OBJECTIVE: Return each line of the rows below that contains the string "series", matching case exactly.

RECORDS FOR THIS TASK:
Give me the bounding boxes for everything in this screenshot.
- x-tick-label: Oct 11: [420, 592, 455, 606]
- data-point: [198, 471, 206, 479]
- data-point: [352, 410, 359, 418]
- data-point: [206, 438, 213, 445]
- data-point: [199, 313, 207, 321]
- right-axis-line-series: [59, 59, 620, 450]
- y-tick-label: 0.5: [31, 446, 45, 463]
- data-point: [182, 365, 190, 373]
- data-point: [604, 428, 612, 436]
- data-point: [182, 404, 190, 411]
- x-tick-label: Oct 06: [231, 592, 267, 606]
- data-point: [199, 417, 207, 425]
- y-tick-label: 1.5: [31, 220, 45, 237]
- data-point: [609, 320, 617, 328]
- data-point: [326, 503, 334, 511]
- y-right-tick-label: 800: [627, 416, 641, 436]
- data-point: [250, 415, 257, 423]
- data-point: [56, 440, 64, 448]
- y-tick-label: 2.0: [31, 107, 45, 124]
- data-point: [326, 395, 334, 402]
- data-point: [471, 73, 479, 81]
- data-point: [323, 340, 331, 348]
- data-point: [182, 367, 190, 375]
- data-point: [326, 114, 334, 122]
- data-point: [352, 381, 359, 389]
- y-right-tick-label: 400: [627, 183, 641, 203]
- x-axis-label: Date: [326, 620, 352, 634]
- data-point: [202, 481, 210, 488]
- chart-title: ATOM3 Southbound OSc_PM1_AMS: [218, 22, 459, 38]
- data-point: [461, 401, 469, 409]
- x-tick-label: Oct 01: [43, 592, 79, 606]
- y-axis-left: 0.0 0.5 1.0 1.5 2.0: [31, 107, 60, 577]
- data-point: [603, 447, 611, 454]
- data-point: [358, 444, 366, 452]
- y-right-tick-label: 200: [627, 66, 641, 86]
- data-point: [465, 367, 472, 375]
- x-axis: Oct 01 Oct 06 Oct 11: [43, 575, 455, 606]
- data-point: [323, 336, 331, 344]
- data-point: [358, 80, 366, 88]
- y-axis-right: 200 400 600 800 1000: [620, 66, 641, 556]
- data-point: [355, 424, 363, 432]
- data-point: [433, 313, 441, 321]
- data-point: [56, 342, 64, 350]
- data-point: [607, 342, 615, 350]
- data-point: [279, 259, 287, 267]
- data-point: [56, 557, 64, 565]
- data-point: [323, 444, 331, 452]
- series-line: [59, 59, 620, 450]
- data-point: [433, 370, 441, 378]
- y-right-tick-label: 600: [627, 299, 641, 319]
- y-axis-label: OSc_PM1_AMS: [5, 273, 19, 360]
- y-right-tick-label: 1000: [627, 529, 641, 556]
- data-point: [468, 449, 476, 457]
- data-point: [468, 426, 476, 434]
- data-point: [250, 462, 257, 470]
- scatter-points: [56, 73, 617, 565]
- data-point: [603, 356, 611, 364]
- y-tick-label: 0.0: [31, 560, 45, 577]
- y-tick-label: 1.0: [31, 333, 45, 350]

RESULT FOR THIS TASK:
- right-axis-line-series: [59, 59, 620, 450]
- series-line: [59, 59, 620, 450]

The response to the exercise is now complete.